EXERCISE GOAL -> Return every line of the records below unchanged, and leave out the pictures.

MATERIAL FOR THIS EXERCISE ->
==========

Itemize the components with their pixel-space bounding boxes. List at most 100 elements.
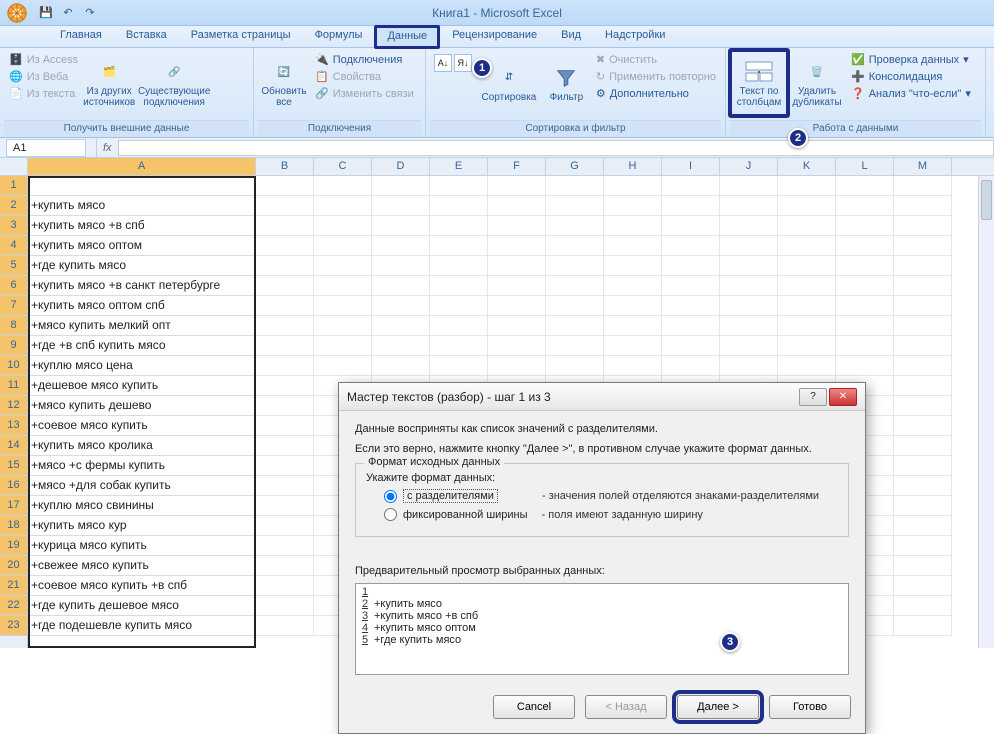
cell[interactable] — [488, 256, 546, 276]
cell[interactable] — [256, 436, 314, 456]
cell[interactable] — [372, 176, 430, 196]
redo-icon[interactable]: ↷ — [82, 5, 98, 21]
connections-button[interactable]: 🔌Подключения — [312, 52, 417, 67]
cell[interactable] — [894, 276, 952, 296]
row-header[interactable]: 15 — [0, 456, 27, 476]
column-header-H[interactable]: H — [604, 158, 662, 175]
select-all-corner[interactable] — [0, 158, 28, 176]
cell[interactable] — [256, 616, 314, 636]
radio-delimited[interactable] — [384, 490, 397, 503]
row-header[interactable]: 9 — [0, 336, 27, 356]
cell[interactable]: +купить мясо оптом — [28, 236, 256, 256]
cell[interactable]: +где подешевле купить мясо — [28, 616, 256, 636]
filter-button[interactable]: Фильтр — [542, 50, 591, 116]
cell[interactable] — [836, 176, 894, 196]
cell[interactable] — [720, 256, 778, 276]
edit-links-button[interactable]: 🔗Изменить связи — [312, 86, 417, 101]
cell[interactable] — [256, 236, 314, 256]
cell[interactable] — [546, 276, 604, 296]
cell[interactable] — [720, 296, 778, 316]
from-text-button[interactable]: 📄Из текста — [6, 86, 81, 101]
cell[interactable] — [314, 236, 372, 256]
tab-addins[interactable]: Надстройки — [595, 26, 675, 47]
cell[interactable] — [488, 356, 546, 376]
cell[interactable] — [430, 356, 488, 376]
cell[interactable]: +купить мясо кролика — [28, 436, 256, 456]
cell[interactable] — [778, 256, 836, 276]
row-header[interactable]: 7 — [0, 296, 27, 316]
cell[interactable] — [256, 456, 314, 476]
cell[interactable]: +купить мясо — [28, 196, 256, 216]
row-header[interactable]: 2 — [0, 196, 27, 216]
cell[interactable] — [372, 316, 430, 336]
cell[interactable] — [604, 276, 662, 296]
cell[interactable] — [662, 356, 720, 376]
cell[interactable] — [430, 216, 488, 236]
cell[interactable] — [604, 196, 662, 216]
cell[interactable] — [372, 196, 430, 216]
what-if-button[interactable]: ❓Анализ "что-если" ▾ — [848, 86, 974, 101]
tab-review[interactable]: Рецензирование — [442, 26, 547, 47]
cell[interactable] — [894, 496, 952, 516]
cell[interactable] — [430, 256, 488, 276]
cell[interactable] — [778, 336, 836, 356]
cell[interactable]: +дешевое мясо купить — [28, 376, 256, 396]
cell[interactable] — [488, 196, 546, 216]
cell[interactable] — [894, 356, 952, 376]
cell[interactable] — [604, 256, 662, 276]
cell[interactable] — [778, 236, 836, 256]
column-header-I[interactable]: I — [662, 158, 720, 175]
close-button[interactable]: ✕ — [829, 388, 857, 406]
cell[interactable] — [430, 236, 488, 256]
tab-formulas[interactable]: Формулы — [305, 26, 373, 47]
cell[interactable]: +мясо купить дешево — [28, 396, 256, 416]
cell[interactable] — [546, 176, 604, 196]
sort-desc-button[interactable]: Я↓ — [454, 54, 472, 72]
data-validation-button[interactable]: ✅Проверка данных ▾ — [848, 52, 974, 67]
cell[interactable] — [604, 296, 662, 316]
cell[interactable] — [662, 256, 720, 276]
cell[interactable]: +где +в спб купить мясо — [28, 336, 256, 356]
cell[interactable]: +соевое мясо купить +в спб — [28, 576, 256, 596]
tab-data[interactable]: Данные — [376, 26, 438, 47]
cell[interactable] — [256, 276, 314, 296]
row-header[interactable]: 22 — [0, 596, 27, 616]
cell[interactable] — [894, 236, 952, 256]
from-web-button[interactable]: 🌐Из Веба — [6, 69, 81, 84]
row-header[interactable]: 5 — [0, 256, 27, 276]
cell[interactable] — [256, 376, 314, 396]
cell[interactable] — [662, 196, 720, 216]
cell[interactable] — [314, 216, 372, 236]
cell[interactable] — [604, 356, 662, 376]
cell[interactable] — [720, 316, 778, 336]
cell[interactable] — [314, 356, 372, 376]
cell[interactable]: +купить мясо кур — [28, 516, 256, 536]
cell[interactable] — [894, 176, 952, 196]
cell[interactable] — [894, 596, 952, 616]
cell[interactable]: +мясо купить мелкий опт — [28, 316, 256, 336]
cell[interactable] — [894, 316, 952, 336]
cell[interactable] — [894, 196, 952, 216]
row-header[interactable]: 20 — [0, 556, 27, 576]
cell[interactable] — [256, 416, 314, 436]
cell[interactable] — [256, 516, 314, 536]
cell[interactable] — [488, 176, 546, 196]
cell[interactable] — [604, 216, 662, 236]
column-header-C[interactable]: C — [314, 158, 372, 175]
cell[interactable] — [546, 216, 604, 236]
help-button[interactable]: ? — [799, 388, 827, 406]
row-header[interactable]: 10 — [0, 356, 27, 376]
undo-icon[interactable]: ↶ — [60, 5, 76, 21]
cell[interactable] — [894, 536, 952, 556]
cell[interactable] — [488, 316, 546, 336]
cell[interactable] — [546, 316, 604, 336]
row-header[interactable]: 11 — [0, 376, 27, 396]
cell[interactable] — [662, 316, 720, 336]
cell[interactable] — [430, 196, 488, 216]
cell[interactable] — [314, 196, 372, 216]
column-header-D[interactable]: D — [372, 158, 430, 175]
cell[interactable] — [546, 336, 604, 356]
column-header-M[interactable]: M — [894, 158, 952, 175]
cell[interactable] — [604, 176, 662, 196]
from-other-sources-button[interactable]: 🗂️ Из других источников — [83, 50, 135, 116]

==========

EXPECTED OUTPUT ->
Itemize the components with their pixel-space bounding boxes. List at most 100 elements.
cell[interactable] — [488, 256, 546, 276]
cell[interactable] — [256, 436, 314, 456]
cell[interactable] — [372, 176, 430, 196]
redo-icon[interactable]: ↷ — [82, 5, 98, 21]
connections-button[interactable]: 🔌Подключения — [312, 52, 417, 67]
cell[interactable] — [894, 276, 952, 296]
row-header[interactable]: 15 — [0, 456, 27, 476]
column-header-H[interactable]: H — [604, 158, 662, 175]
select-all-corner[interactable] — [0, 158, 28, 176]
cell[interactable] — [256, 616, 314, 636]
radio-delimited[interactable] — [384, 490, 397, 503]
row-header[interactable]: 9 — [0, 336, 27, 356]
cell[interactable]: +купить мясо оптом — [28, 236, 256, 256]
cell[interactable]: +где подешевле купить мясо — [28, 616, 256, 636]
filter-button[interactable]: Фильтр — [542, 50, 591, 116]
cell[interactable] — [836, 176, 894, 196]
cell[interactable] — [720, 256, 778, 276]
edit-links-button[interactable]: 🔗Изменить связи — [312, 86, 417, 101]
cell[interactable] — [256, 236, 314, 256]
cell[interactable] — [546, 276, 604, 296]
cell[interactable] — [720, 296, 778, 316]
from-text-button[interactable]: 📄Из текста — [6, 86, 81, 101]
cell[interactable] — [314, 236, 372, 256]
tab-addins[interactable]: Надстройки — [595, 26, 675, 47]
cell[interactable] — [488, 356, 546, 376]
cell[interactable] — [430, 356, 488, 376]
cell[interactable]: +купить мясо кролика — [28, 436, 256, 456]
cell[interactable] — [778, 256, 836, 276]
row-header[interactable]: 7 — [0, 296, 27, 316]
cell[interactable] — [256, 456, 314, 476]
cell[interactable]: +купить мясо — [28, 196, 256, 216]
row-header[interactable]: 2 — [0, 196, 27, 216]
cell[interactable] — [372, 316, 430, 336]
cell[interactable] — [604, 276, 662, 296]
cell[interactable] — [662, 356, 720, 376]
cell[interactable] — [430, 216, 488, 236]
cell[interactable] — [604, 196, 662, 216]
cell[interactable] — [372, 196, 430, 216]
what-if-button[interactable]: ❓Анализ "что-если" ▾ — [848, 86, 974, 101]
tab-review[interactable]: Рецензирование — [442, 26, 547, 47]
cell[interactable] — [894, 496, 952, 516]
cell[interactable] — [430, 256, 488, 276]
cell[interactable] — [778, 336, 836, 356]
cell[interactable]: +дешевое мясо купить — [28, 376, 256, 396]
cell[interactable] — [488, 196, 546, 216]
cell[interactable] — [894, 356, 952, 376]
cell[interactable] — [604, 256, 662, 276]
cell[interactable] — [778, 236, 836, 256]
column-header-I[interactable]: I — [662, 158, 720, 175]
close-button[interactable]: ✕ — [829, 388, 857, 406]
cell[interactable] — [430, 236, 488, 256]
tab-formulas[interactable]: Формулы — [305, 26, 373, 47]
cell[interactable]: +мясо купить дешево — [28, 396, 256, 416]
cell[interactable] — [546, 176, 604, 196]
sort-desc-button[interactable]: Я↓ — [454, 54, 472, 72]
data-validation-button[interactable]: ✅Проверка данных ▾ — [848, 52, 974, 67]
cell[interactable] — [604, 296, 662, 316]
cell[interactable] — [662, 256, 720, 276]
cell[interactable]: +где +в спб купить мясо — [28, 336, 256, 356]
cell[interactable]: +соевое мясо купить +в спб — [28, 576, 256, 596]
tab-data[interactable]: Данные — [376, 26, 438, 47]
cell[interactable] — [256, 276, 314, 296]
row-header[interactable]: 22 — [0, 596, 27, 616]
cell[interactable] — [894, 236, 952, 256]
from-web-button[interactable]: 🌐Из Веба — [6, 69, 81, 84]
row-header[interactable]: 5 — [0, 256, 27, 276]
cell[interactable] — [256, 376, 314, 396]
cell[interactable] — [662, 196, 720, 216]
cell[interactable] — [314, 216, 372, 236]
cell[interactable] — [604, 356, 662, 376]
cell[interactable] — [720, 316, 778, 336]
cell[interactable] — [314, 356, 372, 376]
cell[interactable]: +купить мясо кур — [28, 516, 256, 536]
cell[interactable] — [894, 176, 952, 196]
cell[interactable] — [894, 596, 952, 616]
cell[interactable]: +мясо купить мелкий опт — [28, 316, 256, 336]
cell[interactable] — [894, 316, 952, 336]
cell[interactable] — [894, 196, 952, 216]
row-header[interactable]: 20 — [0, 556, 27, 576]
cell[interactable] — [256, 416, 314, 436]
cell[interactable] — [256, 516, 314, 536]
cell[interactable] — [488, 176, 546, 196]
cell[interactable] — [604, 216, 662, 236]
column-header-C[interactable]: C — [314, 158, 372, 175]
cell[interactable] — [546, 216, 604, 236]
help-button[interactable]: ? — [799, 388, 827, 406]
row-header[interactable]: 10 — [0, 356, 27, 376]
undo-icon[interactable]: ↶ — [60, 5, 76, 21]
cell[interactable] — [894, 536, 952, 556]
cell[interactable] — [488, 316, 546, 336]
cell[interactable] — [546, 316, 604, 336]
row-header[interactable]: 11 — [0, 376, 27, 396]
cell[interactable] — [662, 316, 720, 336]
cell[interactable] — [430, 196, 488, 216]
cell[interactable] — [314, 196, 372, 216]
column-header-D[interactable]: D — [372, 158, 430, 175]
cell[interactable] — [546, 336, 604, 356]
column-header-M[interactable]: M — [894, 158, 952, 175]
cell[interactable] — [604, 176, 662, 196]
from-other-sources-button[interactable]: 🗂️ Из других источников — [83, 50, 135, 116]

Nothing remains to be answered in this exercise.